§ Aim of the task
Extract all of the data and reproduce it precisely.

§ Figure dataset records
▬▬▬▬▬▬

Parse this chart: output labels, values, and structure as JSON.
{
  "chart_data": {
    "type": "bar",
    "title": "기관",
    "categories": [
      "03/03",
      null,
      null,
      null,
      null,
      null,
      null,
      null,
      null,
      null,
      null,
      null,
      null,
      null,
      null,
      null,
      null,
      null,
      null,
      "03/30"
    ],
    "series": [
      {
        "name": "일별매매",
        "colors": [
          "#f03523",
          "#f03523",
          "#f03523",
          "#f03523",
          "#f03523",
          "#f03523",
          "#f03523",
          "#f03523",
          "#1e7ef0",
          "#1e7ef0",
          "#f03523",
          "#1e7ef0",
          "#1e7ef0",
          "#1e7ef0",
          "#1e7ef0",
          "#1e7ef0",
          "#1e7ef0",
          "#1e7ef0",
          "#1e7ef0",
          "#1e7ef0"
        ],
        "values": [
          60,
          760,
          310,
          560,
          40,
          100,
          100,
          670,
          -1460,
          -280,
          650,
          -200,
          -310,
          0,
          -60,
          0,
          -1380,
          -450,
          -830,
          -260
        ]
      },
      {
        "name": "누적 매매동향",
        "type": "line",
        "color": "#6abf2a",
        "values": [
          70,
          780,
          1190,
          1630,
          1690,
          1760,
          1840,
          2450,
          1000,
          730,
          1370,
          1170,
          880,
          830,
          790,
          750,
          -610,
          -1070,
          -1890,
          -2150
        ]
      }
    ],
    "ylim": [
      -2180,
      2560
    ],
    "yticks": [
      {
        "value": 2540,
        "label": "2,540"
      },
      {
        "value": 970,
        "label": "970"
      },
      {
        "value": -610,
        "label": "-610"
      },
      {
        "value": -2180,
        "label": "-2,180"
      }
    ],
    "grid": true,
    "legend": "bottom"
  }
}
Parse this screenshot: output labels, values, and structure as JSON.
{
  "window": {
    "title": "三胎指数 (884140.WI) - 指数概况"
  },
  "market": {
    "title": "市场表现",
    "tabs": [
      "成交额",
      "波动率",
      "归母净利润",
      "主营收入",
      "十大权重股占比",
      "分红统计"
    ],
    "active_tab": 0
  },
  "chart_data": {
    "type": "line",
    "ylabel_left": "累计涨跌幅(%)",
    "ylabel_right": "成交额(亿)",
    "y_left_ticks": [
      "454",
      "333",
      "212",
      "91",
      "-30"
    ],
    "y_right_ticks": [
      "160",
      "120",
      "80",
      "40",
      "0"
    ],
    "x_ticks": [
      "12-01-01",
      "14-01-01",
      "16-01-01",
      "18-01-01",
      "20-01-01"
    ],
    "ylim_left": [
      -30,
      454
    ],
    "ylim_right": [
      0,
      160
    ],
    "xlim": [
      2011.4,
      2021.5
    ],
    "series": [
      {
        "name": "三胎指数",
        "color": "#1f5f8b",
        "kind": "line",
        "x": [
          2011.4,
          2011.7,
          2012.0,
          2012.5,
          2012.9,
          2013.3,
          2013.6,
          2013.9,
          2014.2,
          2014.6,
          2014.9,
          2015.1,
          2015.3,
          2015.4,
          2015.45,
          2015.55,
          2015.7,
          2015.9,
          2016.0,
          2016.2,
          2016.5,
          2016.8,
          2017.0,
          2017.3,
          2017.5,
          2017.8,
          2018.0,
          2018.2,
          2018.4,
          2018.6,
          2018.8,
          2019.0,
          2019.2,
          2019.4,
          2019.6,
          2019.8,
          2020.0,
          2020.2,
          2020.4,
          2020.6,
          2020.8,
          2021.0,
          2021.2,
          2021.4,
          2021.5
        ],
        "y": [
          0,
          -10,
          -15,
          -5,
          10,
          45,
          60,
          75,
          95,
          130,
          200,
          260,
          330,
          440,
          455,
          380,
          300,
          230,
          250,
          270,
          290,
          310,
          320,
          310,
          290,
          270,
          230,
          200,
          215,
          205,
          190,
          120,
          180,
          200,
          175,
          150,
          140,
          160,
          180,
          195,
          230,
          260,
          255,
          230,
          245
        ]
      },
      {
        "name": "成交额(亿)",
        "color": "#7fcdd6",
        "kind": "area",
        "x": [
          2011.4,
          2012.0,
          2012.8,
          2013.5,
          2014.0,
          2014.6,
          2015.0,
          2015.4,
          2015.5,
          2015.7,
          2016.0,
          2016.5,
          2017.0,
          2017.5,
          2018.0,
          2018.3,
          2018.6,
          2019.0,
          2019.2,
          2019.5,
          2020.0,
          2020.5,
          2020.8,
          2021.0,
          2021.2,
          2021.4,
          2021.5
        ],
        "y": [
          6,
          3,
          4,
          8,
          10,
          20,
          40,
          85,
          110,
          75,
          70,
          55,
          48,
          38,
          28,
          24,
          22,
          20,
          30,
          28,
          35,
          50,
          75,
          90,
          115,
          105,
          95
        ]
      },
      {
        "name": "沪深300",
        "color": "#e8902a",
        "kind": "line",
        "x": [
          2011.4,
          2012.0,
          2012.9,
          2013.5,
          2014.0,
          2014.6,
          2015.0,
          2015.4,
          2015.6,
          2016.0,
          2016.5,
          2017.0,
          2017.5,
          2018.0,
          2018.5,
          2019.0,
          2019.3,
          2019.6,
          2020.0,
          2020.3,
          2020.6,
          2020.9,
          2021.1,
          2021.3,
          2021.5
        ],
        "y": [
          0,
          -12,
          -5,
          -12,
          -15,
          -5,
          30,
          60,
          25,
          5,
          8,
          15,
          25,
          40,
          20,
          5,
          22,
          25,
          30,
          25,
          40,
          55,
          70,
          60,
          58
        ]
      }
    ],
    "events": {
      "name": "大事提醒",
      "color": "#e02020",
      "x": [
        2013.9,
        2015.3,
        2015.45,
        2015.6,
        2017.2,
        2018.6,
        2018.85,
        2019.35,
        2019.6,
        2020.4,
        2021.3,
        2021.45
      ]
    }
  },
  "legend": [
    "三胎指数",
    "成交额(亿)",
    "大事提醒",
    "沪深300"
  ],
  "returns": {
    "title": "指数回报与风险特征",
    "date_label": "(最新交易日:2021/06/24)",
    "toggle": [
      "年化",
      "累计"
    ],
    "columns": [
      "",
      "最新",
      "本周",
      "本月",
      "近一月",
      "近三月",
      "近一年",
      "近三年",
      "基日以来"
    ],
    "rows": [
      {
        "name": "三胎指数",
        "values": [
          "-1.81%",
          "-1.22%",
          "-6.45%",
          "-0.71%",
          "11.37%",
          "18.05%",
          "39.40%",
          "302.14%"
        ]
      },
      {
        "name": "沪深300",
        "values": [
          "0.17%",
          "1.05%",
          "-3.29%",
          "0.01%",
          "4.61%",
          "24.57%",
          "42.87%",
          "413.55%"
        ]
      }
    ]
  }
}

▬▬▬▬▬▬

§ Solved exercise
Parse this chart: output labels, values, and structure as JSON.
{
  "chart_data": {
    "type": "bar",
    "title": "기관",
    "categories": [
      "03/03",
      null,
      null,
      null,
      null,
      null,
      null,
      null,
      null,
      null,
      null,
      null,
      null,
      null,
      null,
      null,
      null,
      null,
      null,
      "03/30"
    ],
    "series": [
      {
        "name": "일별매매",
        "colors": [
          "#f03523",
          "#f03523",
          "#f03523",
          "#f03523",
          "#f03523",
          "#f03523",
          "#f03523",
          "#f03523",
          "#1e7ef0",
          "#1e7ef0",
          "#f03523",
          "#1e7ef0",
          "#1e7ef0",
          "#1e7ef0",
          "#1e7ef0",
          "#1e7ef0",
          "#1e7ef0",
          "#1e7ef0",
          "#1e7ef0",
          "#1e7ef0"
        ],
        "values": [
          60,
          760,
          310,
          560,
          40,
          100,
          100,
          670,
          -1460,
          -280,
          650,
          -200,
          -310,
          0,
          -60,
          0,
          -1380,
          -450,
          -830,
          -260
        ]
      },
      {
        "name": "누적 매매동향",
        "type": "line",
        "color": "#6abf2a",
        "values": [
          70,
          780,
          1190,
          1630,
          1690,
          1760,
          1840,
          2450,
          1000,
          730,
          1370,
          1170,
          880,
          830,
          790,
          750,
          -610,
          -1070,
          -1890,
          -2150
        ]
      }
    ],
    "ylim": [
      -2180,
      2560
    ],
    "yticks": [
      {
        "value": 2540,
        "label": "2,540"
      },
      {
        "value": 970,
        "label": "970"
      },
      {
        "value": -610,
        "label": "-610"
      },
      {
        "value": -2180,
        "label": "-2,180"
      }
    ],
    "grid": true,
    "legend": "bottom"
  }
}
Parse this screenshot: output labels, values, and structure as JSON.
{
  "window": {
    "title": "三胎指数 (884140.WI) - 指数概况"
  },
  "market": {
    "title": "市场表现",
    "tabs": [
      "成交额",
      "波动率",
      "归母净利润",
      "主营收入",
      "十大权重股占比",
      "分红统计"
    ],
    "active_tab": 0
  },
  "chart_data": {
    "type": "line",
    "ylabel_left": "累计涨跌幅(%)",
    "ylabel_right": "成交额(亿)",
    "y_left_ticks": [
      "454",
      "333",
      "212",
      "91",
      "-30"
    ],
    "y_right_ticks": [
      "160",
      "120",
      "80",
      "40",
      "0"
    ],
    "x_ticks": [
      "12-01-01",
      "14-01-01",
      "16-01-01",
      "18-01-01",
      "20-01-01"
    ],
    "ylim_left": [
      -30,
      454
    ],
    "ylim_right": [
      0,
      160
    ],
    "xlim": [
      2011.4,
      2021.5
    ],
    "series": [
      {
        "name": "三胎指数",
        "color": "#1f5f8b",
        "kind": "line",
        "x": [
          2011.4,
          2011.7,
          2012.0,
          2012.5,
          2012.9,
          2013.3,
          2013.6,
          2013.9,
          2014.2,
          2014.6,
          2014.9,
          2015.1,
          2015.3,
          2015.4,
          2015.45,
          2015.55,
          2015.7,
          2015.9,
          2016.0,
          2016.2,
          2016.5,
          2016.8,
          2017.0,
          2017.3,
          2017.5,
          2017.8,
          2018.0,
          2018.2,
          2018.4,
          2018.6,
          2018.8,
          2019.0,
          2019.2,
          2019.4,
          2019.6,
          2019.8,
          2020.0,
          2020.2,
          2020.4,
          2020.6,
          2020.8,
          2021.0,
          2021.2,
          2021.4,
          2021.5
        ],
        "y": [
          0,
          -10,
          -15,
          -5,
          10,
          45,
          60,
          75,
          95,
          130,
          200,
          260,
          330,
          440,
          455,
          380,
          300,
          230,
          250,
          270,
          290,
          310,
          320,
          310,
          290,
          270,
          230,
          200,
          215,
          205,
          190,
          120,
          180,
          200,
          175,
          150,
          140,
          160,
          180,
          195,
          230,
          260,
          255,
          230,
          245
        ]
      },
      {
        "name": "成交额(亿)",
        "color": "#7fcdd6",
        "kind": "area",
        "x": [
          2011.4,
          2012.0,
          2012.8,
          2013.5,
          2014.0,
          2014.6,
          2015.0,
          2015.4,
          2015.5,
          2015.7,
          2016.0,
          2016.5,
          2017.0,
          2017.5,
          2018.0,
          2018.3,
          2018.6,
          2019.0,
          2019.2,
          2019.5,
          2020.0,
          2020.5,
          2020.8,
          2021.0,
          2021.2,
          2021.4,
          2021.5
        ],
        "y": [
          6,
          3,
          4,
          8,
          10,
          20,
          40,
          85,
          110,
          75,
          70,
          55,
          48,
          38,
          28,
          24,
          22,
          20,
          30,
          28,
          35,
          50,
          75,
          90,
          115,
          105,
          95
        ]
      },
      {
        "name": "沪深300",
        "color": "#e8902a",
        "kind": "line",
        "x": [
          2011.4,
          2012.0,
          2012.9,
          2013.5,
          2014.0,
          2014.6,
          2015.0,
          2015.4,
          2015.6,
          2016.0,
          2016.5,
          2017.0,
          2017.5,
          2018.0,
          2018.5,
          2019.0,
          2019.3,
          2019.6,
          2020.0,
          2020.3,
          2020.6,
          2020.9,
          2021.1,
          2021.3,
          2021.5
        ],
        "y": [
          0,
          -12,
          -5,
          -12,
          -15,
          -5,
          30,
          60,
          25,
          5,
          8,
          15,
          25,
          40,
          20,
          5,
          22,
          25,
          30,
          25,
          40,
          55,
          70,
          60,
          58
        ]
      }
    ],
    "events": {
      "name": "大事提醒",
      "color": "#e02020",
      "x": [
        2013.9,
        2015.3,
        2015.45,
        2015.6,
        2017.2,
        2018.6,
        2018.85,
        2019.35,
        2019.6,
        2020.4,
        2021.3,
        2021.45
      ]
    }
  },
  "legend": [
    "三胎指数",
    "成交额(亿)",
    "大事提醒",
    "沪深300"
  ],
  "returns": {
    "title": "指数回报与风险特征",
    "date_label": "(最新交易日:2021/06/24)",
    "toggle": [
      "年化",
      "累计"
    ],
    "columns": [
      "",
      "最新",
      "本周",
      "本月",
      "近一月",
      "近三月",
      "近一年",
      "近三年",
      "基日以来"
    ],
    "rows": [
      {
        "name": "三胎指数",
        "values": [
          "-1.81%",
          "-1.22%",
          "-6.45%",
          "-0.71%",
          "11.37%",
          "18.05%",
          "39.40%",
          "302.14%"
        ]
      },
      {
        "name": "沪深300",
        "values": [
          "0.17%",
          "1.05%",
          "-3.29%",
          "0.01%",
          "4.61%",
          "24.57%",
          "42.87%",
          "413.55%"
        ]
      }
    ]
  }
}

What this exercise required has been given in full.